### The input
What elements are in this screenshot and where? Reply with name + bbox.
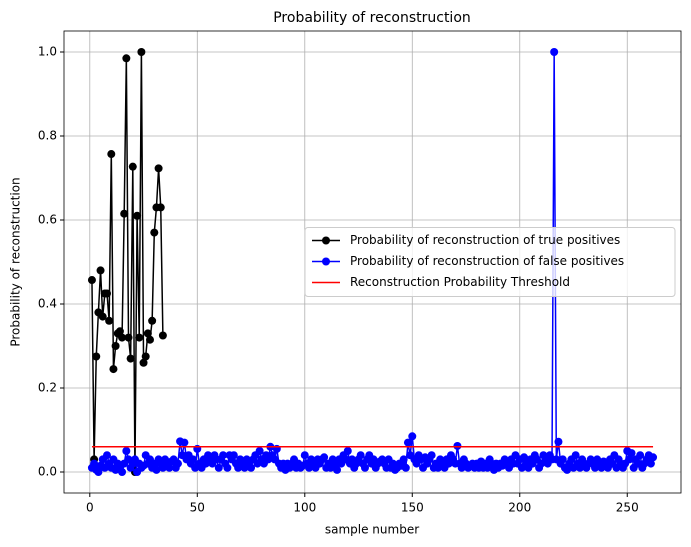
data-point (118, 333, 127, 342)
data-point (554, 437, 563, 446)
data-point (139, 358, 148, 367)
data-point (550, 48, 559, 56)
x-tick-label: 0 (86, 501, 94, 515)
data-point (399, 455, 408, 464)
data-point (135, 333, 144, 342)
data-point (154, 164, 163, 173)
data-point (145, 335, 154, 344)
data-point (180, 438, 189, 447)
data-point (143, 329, 152, 338)
data-point (427, 451, 436, 460)
data-point (133, 211, 142, 220)
data-point (122, 447, 131, 455)
data-point (122, 54, 131, 63)
data-point (111, 342, 120, 350)
data-point (137, 48, 146, 56)
data-point (563, 465, 572, 474)
chart-title: Probability of reconstruction (273, 10, 471, 26)
data-point (300, 451, 309, 460)
data-point (188, 455, 197, 464)
data-point (94, 468, 103, 476)
data-point (87, 276, 96, 285)
data-point (214, 463, 223, 472)
data-point (627, 449, 636, 458)
data-point (558, 455, 567, 464)
y-tick-label: 1.0 (38, 45, 57, 59)
y-axis-label: Probability of reconstruction (9, 177, 23, 346)
data-point (150, 228, 159, 237)
data-point (165, 463, 174, 472)
data-point (219, 451, 228, 460)
legend-marker (322, 236, 330, 245)
data-point (520, 453, 529, 462)
y-tick-label: 0.2 (38, 381, 57, 395)
x-tick-label: 100 (293, 501, 316, 515)
data-point (118, 468, 127, 476)
data-point (571, 451, 580, 460)
plot-frame (63, 30, 682, 494)
data-point (646, 459, 655, 468)
data-point (401, 463, 410, 472)
data-point (255, 447, 264, 455)
data-point (403, 438, 412, 447)
data-point (223, 463, 232, 472)
x-tick-label: 250 (616, 501, 639, 515)
x-axis-label: sample number (325, 523, 419, 537)
data-point (625, 455, 634, 464)
data-point (408, 432, 417, 441)
data-point (105, 316, 114, 325)
y-tick-label: 0.0 (38, 465, 57, 479)
legend-marker (322, 257, 330, 266)
x-tick-label: 150 (401, 501, 424, 515)
data-point (333, 465, 342, 474)
data-point (90, 459, 99, 468)
data-point (124, 333, 133, 342)
data-point (98, 312, 107, 321)
x-tick-label: 200 (508, 501, 531, 515)
legend-label: Probability of reconstruction of true po… (350, 233, 620, 247)
data-point (152, 465, 161, 474)
legend-box (304, 227, 676, 297)
data-point (141, 352, 150, 361)
data-point (247, 463, 256, 472)
data-point (343, 447, 352, 455)
y-tick-label: 0.6 (38, 213, 57, 227)
data-point (320, 453, 329, 462)
data-point (92, 352, 101, 361)
data-point (156, 203, 165, 212)
data-point (107, 150, 116, 159)
data-point (102, 451, 111, 460)
data-point (109, 365, 118, 374)
data-point (126, 354, 135, 363)
data-point (120, 209, 129, 218)
data-point (356, 451, 365, 460)
data-point (148, 316, 157, 325)
y-tick-label: 0.4 (38, 297, 57, 311)
data-point (453, 441, 462, 450)
data-point (102, 289, 111, 298)
data-point (173, 459, 182, 468)
data-point (636, 451, 645, 460)
y-tick-label: 0.8 (38, 129, 57, 143)
data-point (360, 463, 369, 472)
legend-label: Probability of reconstruction of false p… (350, 254, 624, 268)
data-point (128, 162, 137, 171)
x-tick-label: 50 (190, 501, 205, 515)
data-point (115, 327, 124, 336)
data-point (158, 331, 167, 340)
data-point (96, 266, 105, 275)
series-line (91, 51, 164, 473)
data-point (649, 453, 658, 462)
data-point (229, 451, 238, 460)
legend-label: Reconstruction Probability Threshold (350, 275, 570, 289)
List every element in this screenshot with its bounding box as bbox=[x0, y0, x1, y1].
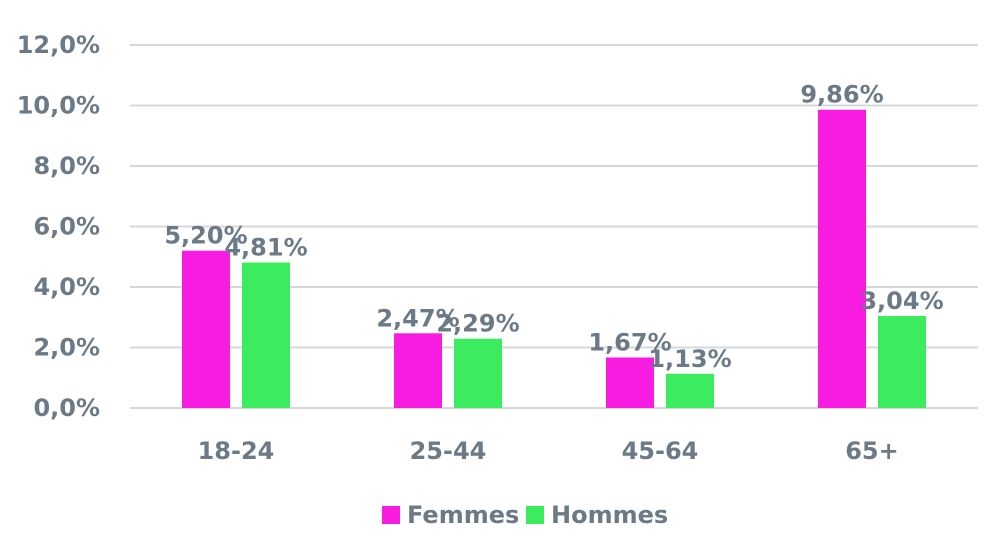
bar-hommes-18-24 bbox=[242, 262, 290, 408]
data-label: 9,86% bbox=[800, 81, 883, 109]
y-tick-label: 12,0% bbox=[17, 31, 100, 59]
legend-swatch-femmes bbox=[382, 506, 400, 524]
data-labels: 5,20%4,81% 2,47%2,29% 1,67%1,13% 9,86% 3,04% bbox=[164, 81, 943, 373]
data-label: 4,81% bbox=[224, 233, 307, 261]
legend: Femmes Hommes bbox=[382, 501, 668, 529]
x-category-label: 18-24 bbox=[198, 437, 275, 465]
x-axis-category-labels: 18-24 25-44 45-64 65+ bbox=[198, 437, 899, 465]
data-label: 2,47% bbox=[376, 304, 459, 332]
bar-hommes-25-44 bbox=[454, 338, 502, 408]
y-axis-tick-labels: 0,0% 2,0% 4,0% 6,0% 8,0% 10,0% 12,0% bbox=[17, 31, 100, 422]
bar-femmes-65+ bbox=[818, 109, 866, 409]
x-category-label: 25-44 bbox=[410, 437, 487, 465]
y-tick-label: 4,0% bbox=[33, 273, 100, 301]
data-label: 2,29% bbox=[436, 310, 519, 338]
data-label: 1,67% bbox=[588, 328, 671, 356]
y-tick-label: 2,0% bbox=[33, 334, 100, 362]
data-label: 3,04% bbox=[860, 287, 943, 315]
legend-label-hommes: Hommes bbox=[551, 501, 668, 529]
bar-hommes-45-64 bbox=[666, 373, 714, 408]
bar-femmes-18-24 bbox=[182, 250, 230, 408]
y-tick-label: 10,0% bbox=[17, 92, 100, 120]
data-label: 1,13% bbox=[648, 345, 731, 373]
x-category-label: 45-64 bbox=[622, 437, 699, 465]
y-tick-label: 6,0% bbox=[33, 213, 100, 241]
bars bbox=[182, 109, 926, 409]
x-category-label: 65+ bbox=[845, 437, 899, 465]
bar-hommes-65+ bbox=[878, 316, 926, 408]
y-tick-label: 8,0% bbox=[33, 152, 100, 180]
y-tick-label: 0,0% bbox=[33, 394, 100, 422]
legend-swatch-hommes bbox=[526, 506, 544, 524]
data-label: 5,20% bbox=[164, 222, 247, 250]
legend-label-femmes: Femmes bbox=[407, 501, 519, 529]
bar-femmes-25-44 bbox=[394, 333, 442, 408]
bar-femmes-45-64 bbox=[606, 357, 654, 408]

### What you need to do
Rewrite the lines above, changing every "x-tick-label" to "x-axis-tick" and keeping everything else the same. Omit the pictures from your answer.

### Solution for this problem
What elements are in this screenshot and where? Reply with name + bbox.
data-point (118, 333, 127, 342)
data-point (554, 437, 563, 446)
data-point (139, 358, 148, 367)
data-point (550, 48, 559, 56)
x-axis-tick: 0 (86, 501, 94, 515)
data-point (399, 455, 408, 464)
data-point (135, 333, 144, 342)
data-point (154, 164, 163, 173)
data-point (145, 335, 154, 344)
data-point (180, 438, 189, 447)
data-point (143, 329, 152, 338)
data-point (427, 451, 436, 460)
data-point (133, 211, 142, 220)
data-point (122, 447, 131, 455)
data-point (122, 54, 131, 63)
data-point (111, 342, 120, 350)
data-point (137, 48, 146, 56)
data-point (563, 465, 572, 474)
chart-title: Probability of reconstruction (273, 10, 471, 26)
data-point (300, 451, 309, 460)
data-point (188, 455, 197, 464)
data-point (94, 468, 103, 476)
data-point (87, 276, 96, 285)
data-point (214, 463, 223, 472)
data-point (627, 449, 636, 458)
data-point (558, 455, 567, 464)
y-tick-label: 1.0 (38, 45, 57, 59)
y-axis-label: Probability of reconstruction (9, 177, 23, 346)
data-point (150, 228, 159, 237)
data-point (165, 463, 174, 472)
data-point (219, 451, 228, 460)
legend-marker (322, 236, 330, 245)
data-point (520, 453, 529, 462)
y-tick-label: 0.2 (38, 381, 57, 395)
x-axis-tick: 100 (293, 501, 316, 515)
data-point (118, 468, 127, 476)
data-point (571, 451, 580, 460)
plot-frame (63, 30, 682, 494)
data-point (646, 459, 655, 468)
data-point (401, 463, 410, 472)
data-point (255, 447, 264, 455)
data-point (403, 438, 412, 447)
data-point (223, 463, 232, 472)
x-axis-tick: 250 (616, 501, 639, 515)
x-axis-label: sample number (325, 523, 419, 537)
data-point (625, 455, 634, 464)
data-point (408, 432, 417, 441)
data-point (105, 316, 114, 325)
y-tick-label: 0.0 (38, 465, 57, 479)
legend-marker (322, 257, 330, 266)
x-axis-tick: 150 (401, 501, 424, 515)
data-point (333, 465, 342, 474)
data-point (90, 459, 99, 468)
data-point (124, 333, 133, 342)
data-point (98, 312, 107, 321)
x-axis-tick: 200 (508, 501, 531, 515)
legend-label: Probability of reconstruction of true po… (350, 233, 620, 247)
data-point (152, 465, 161, 474)
legend-box (304, 227, 676, 297)
data-point (141, 352, 150, 361)
data-point (247, 463, 256, 472)
data-point (343, 447, 352, 455)
y-tick-label: 0.6 (38, 213, 57, 227)
data-point (320, 453, 329, 462)
data-point (92, 352, 101, 361)
data-point (156, 203, 165, 212)
data-point (107, 150, 116, 159)
data-point (102, 451, 111, 460)
data-point (109, 365, 118, 374)
data-point (126, 354, 135, 363)
data-point (120, 209, 129, 218)
data-point (356, 451, 365, 460)
data-point (148, 316, 157, 325)
y-tick-label: 0.4 (38, 297, 57, 311)
data-point (453, 441, 462, 450)
data-point (102, 289, 111, 298)
data-point (173, 459, 182, 468)
data-point (636, 451, 645, 460)
y-tick-label: 0.8 (38, 129, 57, 143)
data-point (360, 463, 369, 472)
legend-label: Probability of reconstruction of false p… (350, 254, 624, 268)
data-point (128, 162, 137, 171)
x-axis-tick: 50 (190, 501, 205, 515)
data-point (115, 327, 124, 336)
data-point (158, 331, 167, 340)
data-point (96, 266, 105, 275)
series-line (91, 51, 164, 473)
data-point (649, 453, 658, 462)
data-point (229, 451, 238, 460)
legend-label: Reconstruction Probability Threshold (350, 275, 570, 289)
List every element in this screenshot with its bounding box as bbox=[x0, y0, x1, y1].
bar-hommes-18-24 bbox=[242, 262, 290, 408]
data-label: 9,86% bbox=[800, 81, 883, 109]
y-tick-label: 12,0% bbox=[17, 31, 100, 59]
legend-swatch-femmes bbox=[382, 506, 400, 524]
data-labels: 5,20%4,81% 2,47%2,29% 1,67%1,13% 9,86% 3,04% bbox=[164, 81, 943, 373]
data-label: 4,81% bbox=[224, 233, 307, 261]
legend: Femmes Hommes bbox=[382, 501, 668, 529]
x-category-label: 18-24 bbox=[198, 437, 275, 465]
x-axis-category-labels: 18-24 25-44 45-64 65+ bbox=[198, 437, 899, 465]
data-label: 2,47% bbox=[376, 304, 459, 332]
bar-hommes-25-44 bbox=[454, 338, 502, 408]
y-axis-tick-labels: 0,0% 2,0% 4,0% 6,0% 8,0% 10,0% 12,0% bbox=[17, 31, 100, 422]
bar-femmes-65+ bbox=[818, 109, 866, 409]
x-category-label: 25-44 bbox=[410, 437, 487, 465]
y-tick-label: 4,0% bbox=[33, 273, 100, 301]
data-label: 2,29% bbox=[436, 310, 519, 338]
data-label: 1,67% bbox=[588, 328, 671, 356]
y-tick-label: 2,0% bbox=[33, 334, 100, 362]
data-label: 3,04% bbox=[860, 287, 943, 315]
legend-label-hommes: Hommes bbox=[551, 501, 668, 529]
bar-hommes-45-64 bbox=[666, 373, 714, 408]
bar-femmes-18-24 bbox=[182, 250, 230, 408]
y-tick-label: 10,0% bbox=[17, 92, 100, 120]
data-label: 1,13% bbox=[648, 345, 731, 373]
x-category-label: 45-64 bbox=[622, 437, 699, 465]
y-tick-label: 6,0% bbox=[33, 213, 100, 241]
bars bbox=[182, 109, 926, 409]
x-category-label: 65+ bbox=[845, 437, 899, 465]
bar-hommes-65+ bbox=[878, 316, 926, 408]
y-tick-label: 8,0% bbox=[33, 152, 100, 180]
y-tick-label: 0,0% bbox=[33, 394, 100, 422]
legend-swatch-hommes bbox=[526, 506, 544, 524]
data-label: 5,20% bbox=[164, 222, 247, 250]
legend-label-femmes: Femmes bbox=[407, 501, 519, 529]
bar-femmes-25-44 bbox=[394, 333, 442, 408]
bar-femmes-45-64 bbox=[606, 357, 654, 408]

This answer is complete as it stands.